>> start DATA LISTING

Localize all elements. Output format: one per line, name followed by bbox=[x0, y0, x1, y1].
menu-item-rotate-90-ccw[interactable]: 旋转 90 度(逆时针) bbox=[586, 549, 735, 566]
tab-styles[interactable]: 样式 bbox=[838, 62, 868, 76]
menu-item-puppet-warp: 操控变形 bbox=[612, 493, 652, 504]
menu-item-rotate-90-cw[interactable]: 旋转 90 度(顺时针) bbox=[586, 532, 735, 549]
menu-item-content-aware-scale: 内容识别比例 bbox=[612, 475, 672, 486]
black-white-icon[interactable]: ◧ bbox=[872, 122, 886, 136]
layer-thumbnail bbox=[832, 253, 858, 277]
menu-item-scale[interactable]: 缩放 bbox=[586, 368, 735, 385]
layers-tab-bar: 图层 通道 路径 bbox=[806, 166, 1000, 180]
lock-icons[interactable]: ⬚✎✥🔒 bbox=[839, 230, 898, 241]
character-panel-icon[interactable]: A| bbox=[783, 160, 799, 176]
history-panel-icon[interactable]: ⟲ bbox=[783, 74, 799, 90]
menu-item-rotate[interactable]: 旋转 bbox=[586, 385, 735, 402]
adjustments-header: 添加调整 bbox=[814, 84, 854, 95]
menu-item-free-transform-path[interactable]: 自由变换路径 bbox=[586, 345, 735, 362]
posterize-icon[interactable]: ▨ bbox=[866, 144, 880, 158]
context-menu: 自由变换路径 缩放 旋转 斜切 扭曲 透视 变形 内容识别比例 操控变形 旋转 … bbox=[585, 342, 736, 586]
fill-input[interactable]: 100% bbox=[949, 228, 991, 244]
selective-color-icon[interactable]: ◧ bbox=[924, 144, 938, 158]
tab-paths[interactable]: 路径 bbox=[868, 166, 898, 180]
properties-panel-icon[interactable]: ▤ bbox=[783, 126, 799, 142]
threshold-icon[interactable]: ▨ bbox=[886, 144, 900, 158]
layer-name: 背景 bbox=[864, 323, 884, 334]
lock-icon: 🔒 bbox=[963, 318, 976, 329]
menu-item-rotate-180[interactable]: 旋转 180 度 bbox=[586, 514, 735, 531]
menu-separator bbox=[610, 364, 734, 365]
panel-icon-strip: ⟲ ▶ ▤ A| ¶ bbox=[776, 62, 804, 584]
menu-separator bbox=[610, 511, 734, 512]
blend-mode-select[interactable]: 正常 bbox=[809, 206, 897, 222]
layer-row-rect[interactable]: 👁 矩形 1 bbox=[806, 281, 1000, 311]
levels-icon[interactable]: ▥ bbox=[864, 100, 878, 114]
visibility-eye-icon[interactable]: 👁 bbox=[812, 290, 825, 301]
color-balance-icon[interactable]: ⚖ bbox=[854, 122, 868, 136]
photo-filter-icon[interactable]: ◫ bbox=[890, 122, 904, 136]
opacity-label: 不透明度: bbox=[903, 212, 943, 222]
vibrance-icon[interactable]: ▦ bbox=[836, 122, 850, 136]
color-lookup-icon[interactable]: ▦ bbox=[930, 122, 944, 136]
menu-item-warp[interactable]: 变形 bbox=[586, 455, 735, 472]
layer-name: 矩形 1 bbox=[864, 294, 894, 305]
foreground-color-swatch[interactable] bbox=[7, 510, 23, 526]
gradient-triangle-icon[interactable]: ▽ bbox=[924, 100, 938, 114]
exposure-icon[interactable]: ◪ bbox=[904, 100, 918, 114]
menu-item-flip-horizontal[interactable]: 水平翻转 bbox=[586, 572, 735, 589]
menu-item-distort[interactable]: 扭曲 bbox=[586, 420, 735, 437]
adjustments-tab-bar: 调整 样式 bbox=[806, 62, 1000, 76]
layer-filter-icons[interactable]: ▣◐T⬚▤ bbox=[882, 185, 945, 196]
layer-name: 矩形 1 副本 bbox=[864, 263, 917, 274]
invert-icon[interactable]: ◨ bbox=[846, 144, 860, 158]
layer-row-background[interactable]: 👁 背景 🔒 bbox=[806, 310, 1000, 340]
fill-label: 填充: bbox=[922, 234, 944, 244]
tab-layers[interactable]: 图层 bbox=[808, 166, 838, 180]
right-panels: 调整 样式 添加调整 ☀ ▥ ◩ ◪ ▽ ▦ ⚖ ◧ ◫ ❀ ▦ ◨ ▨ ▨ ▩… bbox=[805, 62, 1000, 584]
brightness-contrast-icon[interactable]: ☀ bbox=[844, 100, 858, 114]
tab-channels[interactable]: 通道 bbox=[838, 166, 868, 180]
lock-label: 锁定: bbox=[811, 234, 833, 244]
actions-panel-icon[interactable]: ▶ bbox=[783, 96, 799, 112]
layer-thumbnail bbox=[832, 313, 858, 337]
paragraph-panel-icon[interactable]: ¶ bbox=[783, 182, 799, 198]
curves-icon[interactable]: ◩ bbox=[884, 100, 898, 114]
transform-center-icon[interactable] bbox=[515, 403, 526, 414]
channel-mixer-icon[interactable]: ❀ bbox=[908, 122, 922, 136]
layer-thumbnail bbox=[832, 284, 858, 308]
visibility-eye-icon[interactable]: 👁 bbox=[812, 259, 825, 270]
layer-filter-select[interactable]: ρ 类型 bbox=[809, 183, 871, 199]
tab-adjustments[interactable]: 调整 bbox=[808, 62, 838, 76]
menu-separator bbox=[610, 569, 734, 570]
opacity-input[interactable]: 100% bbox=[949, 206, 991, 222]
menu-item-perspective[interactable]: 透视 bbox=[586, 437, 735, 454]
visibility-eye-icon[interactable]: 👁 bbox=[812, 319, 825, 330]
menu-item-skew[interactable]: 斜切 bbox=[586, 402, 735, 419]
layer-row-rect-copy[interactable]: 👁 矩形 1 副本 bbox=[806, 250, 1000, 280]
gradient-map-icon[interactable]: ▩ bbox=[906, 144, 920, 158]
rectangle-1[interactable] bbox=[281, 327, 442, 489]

>> end DATA LISTING
>> start DATA LISTING

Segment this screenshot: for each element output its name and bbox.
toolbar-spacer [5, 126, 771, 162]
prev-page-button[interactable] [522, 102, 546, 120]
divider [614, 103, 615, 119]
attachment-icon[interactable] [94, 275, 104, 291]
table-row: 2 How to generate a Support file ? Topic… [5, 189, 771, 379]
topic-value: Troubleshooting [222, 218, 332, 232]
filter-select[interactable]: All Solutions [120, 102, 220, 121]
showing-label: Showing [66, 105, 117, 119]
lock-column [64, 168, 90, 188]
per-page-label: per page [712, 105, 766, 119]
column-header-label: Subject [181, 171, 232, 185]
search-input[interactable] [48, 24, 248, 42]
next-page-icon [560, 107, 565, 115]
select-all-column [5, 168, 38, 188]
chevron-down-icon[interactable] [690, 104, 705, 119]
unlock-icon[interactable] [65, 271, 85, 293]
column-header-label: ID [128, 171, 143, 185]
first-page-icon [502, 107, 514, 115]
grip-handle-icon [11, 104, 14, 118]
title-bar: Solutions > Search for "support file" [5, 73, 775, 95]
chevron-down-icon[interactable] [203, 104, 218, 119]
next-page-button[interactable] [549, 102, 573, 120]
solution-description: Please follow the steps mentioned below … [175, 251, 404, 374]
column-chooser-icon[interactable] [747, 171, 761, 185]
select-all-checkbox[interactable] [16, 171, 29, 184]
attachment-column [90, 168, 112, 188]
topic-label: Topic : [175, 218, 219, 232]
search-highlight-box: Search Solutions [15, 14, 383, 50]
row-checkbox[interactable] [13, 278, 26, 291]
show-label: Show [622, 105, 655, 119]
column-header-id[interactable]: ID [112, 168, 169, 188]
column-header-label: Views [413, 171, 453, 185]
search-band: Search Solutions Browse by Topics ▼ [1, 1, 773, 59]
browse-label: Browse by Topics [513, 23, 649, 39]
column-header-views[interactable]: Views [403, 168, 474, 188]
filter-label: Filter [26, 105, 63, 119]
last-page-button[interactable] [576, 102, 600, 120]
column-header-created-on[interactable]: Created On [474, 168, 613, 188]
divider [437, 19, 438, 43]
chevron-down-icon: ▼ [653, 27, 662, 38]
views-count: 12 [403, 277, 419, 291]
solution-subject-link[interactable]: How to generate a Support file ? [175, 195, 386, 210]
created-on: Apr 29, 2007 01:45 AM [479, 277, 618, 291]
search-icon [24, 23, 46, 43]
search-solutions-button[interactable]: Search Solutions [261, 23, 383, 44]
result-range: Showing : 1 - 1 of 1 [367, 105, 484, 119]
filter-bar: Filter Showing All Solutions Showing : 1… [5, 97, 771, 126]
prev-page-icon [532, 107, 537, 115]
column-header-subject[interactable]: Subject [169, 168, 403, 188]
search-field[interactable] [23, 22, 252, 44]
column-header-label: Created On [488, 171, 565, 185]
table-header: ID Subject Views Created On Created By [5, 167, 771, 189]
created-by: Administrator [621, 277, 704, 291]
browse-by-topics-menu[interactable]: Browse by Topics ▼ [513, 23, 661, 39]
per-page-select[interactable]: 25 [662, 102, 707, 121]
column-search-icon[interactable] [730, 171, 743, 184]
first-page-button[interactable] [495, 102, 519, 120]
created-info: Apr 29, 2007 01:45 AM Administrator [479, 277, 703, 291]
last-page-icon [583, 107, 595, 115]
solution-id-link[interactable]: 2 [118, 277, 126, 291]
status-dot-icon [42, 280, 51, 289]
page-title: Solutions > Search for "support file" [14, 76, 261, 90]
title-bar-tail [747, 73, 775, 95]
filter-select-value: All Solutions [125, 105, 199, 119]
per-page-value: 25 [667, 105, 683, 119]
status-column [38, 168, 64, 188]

>> end DATA LISTING

- **EXERCISE DETAILS**: Copy the entries from the line that contains "Localize all elements." through the line that contains "black-white-icon[interactable]: ◧ bbox=[872, 122, 886, 136]", exactly as they appear above.

- **ANSWER TO THIS TASK**:
Localize all elements. Output format: one per line, name followed by bbox=[x0, y0, x1, y1].
menu-item-rotate-90-ccw[interactable]: 旋转 90 度(逆时针) bbox=[586, 549, 735, 566]
tab-styles[interactable]: 样式 bbox=[838, 62, 868, 76]
menu-item-puppet-warp: 操控变形 bbox=[612, 493, 652, 504]
menu-item-rotate-90-cw[interactable]: 旋转 90 度(顺时针) bbox=[586, 532, 735, 549]
menu-item-content-aware-scale: 内容识别比例 bbox=[612, 475, 672, 486]
black-white-icon[interactable]: ◧ bbox=[872, 122, 886, 136]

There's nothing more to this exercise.